WHAT YOU HAVE TO DO – Below are records. Copy every line with "琴弦发出声音的音调高低" in it.

MATERIAL FOR THE TASK –
---+---
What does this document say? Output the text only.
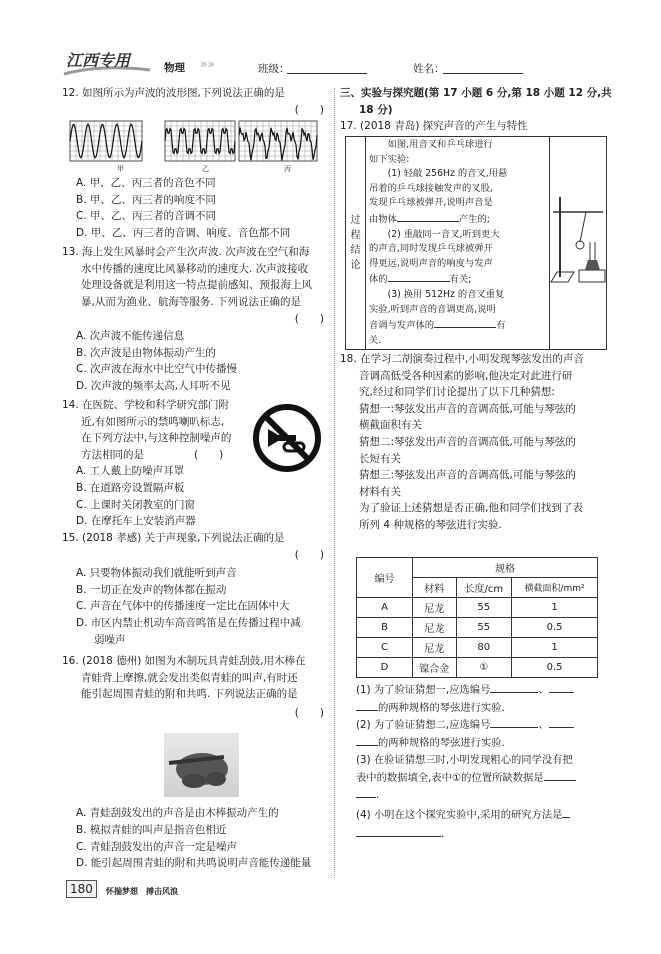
江西专用	物理 »»	班级：	姓名：
12. 如图所示为声波的波形图,下列说法正确的是
(　　)
甲	乙	丙
A. 甲、乙、丙三者的音色不同
B. 甲、乙、丙三者的响度不同
C. 甲、乙、丙三者的音调不同
D. 甲、乙、丙三者的音调、响度、音色都不同
13. 海上发生风暴时会产生次声波. 次声波在空气和海
水中传播的速度比风暴移动的速度大. 次声波接收
处理设备就是利用这一特点提前感知、预报海上风
暴,从而为渔业、航海等服务. 下列说法正确的是
(　　)
A. 次声波不能传递信息
B. 次声波是由物体振动产生的
C. 次声波在海水中比空气中传播慢
D. 次声波的频率太高,人耳听不见
14. 在医院、学校和科学研究部门附
近,有如图所示的禁鸣喇叭标志,
在下列方法中,与这种控制噪声的
方法相同的是	(　　)
A. 工人戴上防噪声耳罩
B. 在道路旁设置隔声板
C. 上课时关闭教室的门窗
D. 在摩托车上安装消声器
15. (2018 孝感) 关于声现象,下列说法正确的是
(　　)
A. 只要物体振动我们就能听到声音
B. 一切正在发声的物体都在振动
C. 声音在气体中的传播速度一定比在固体中大
D. 市区内禁止机动车高音鸣笛是在传播过程中减
弱噪声
16. (2018 德州) 如图为木制玩具青蛙刮鼓,用木棒在
青蛙背上摩擦,就会发出类似青蛙的叫声,有时还
能引起周围青蛙的附和共鸣. 下列说法正确的是
(　　)
A. 青蛙刮鼓发出的声音是由木棒振动产生的
B. 模拟青蛙的叫声是指音色相近
C. 青蛙刮鼓发出的声音一定是噪声
D. 能引起周围青蛙的附和共鸣说明声音能传递能量
180	怀揣梦想　搏击风浪
三、实验与探究题(第 17 小题 6 分,第 18 小题 12 分,共
18 分)
17. (2018 青岛) 探究声音的产生与特性
过
程
结
论

　　如图,用音叉和乒乓球进行
如下实验:
　　(1) 轻敲 256Hz 的音叉,用悬
吊着的乒乓球接触发声的叉股,
发现乒乓球被弹开,说明声音是
由物体	产生的;
　　(2) 重敲同一音叉,听到更大
的声音,同时发现乒乓球被弹开
得更远,说明声音的响度与发声
体的	有关;
　　(3) 换用 512Hz 的音叉重复
实验,听到声音的音调更高,说明
音调与发声体的	有
关.

18. 在学习二胡演奏过程中,小明发现琴弦发出的声音
音调高低受各种因素的影响,他决定对此进行研
究,经过和同学们讨论提出了以下几种猜想:
猜想一:琴弦发出声音的音调高低,可能与琴弦的
横截面积有关
猜想二:琴弦发出声音的音调高低,可能与琴弦的
长短有关
猜想三:琴弦发出声音的音调高低,可能与琴弦的
材料有关
为了验证上述猜想是否正确,他和同学们找到了表
所列 4 种规格的琴弦进行实验.
编号	规格		
	材料	长度/cm	横截面积/mm²
A	尼龙	55	1
B	尼龙	55	0.5
C	尼龙	80	1
D	镍合金	①	0.5
(1) 为了验证猜想一,应选编号	、
的两种规格的琴弦进行实验.
(2) 为了验证猜想二,应选编号	、
的两种规格的琴弦进行实验.
(3) 在验证猜想三时,小明发现粗心的同学没有把
表中的数据填全,表中①的位置所缺数据是
.
(4) 小明在这个探究实验中,采用的研究方法是
.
---+---
RESULT FOR THIS EXERCISE –
猜想一:琴弦发出声音的音调高低,可能与琴弦的
猜想二:琴弦发出声音的音调高低,可能与琴弦的
猜想三:琴弦发出声音的音调高低,可能与琴弦的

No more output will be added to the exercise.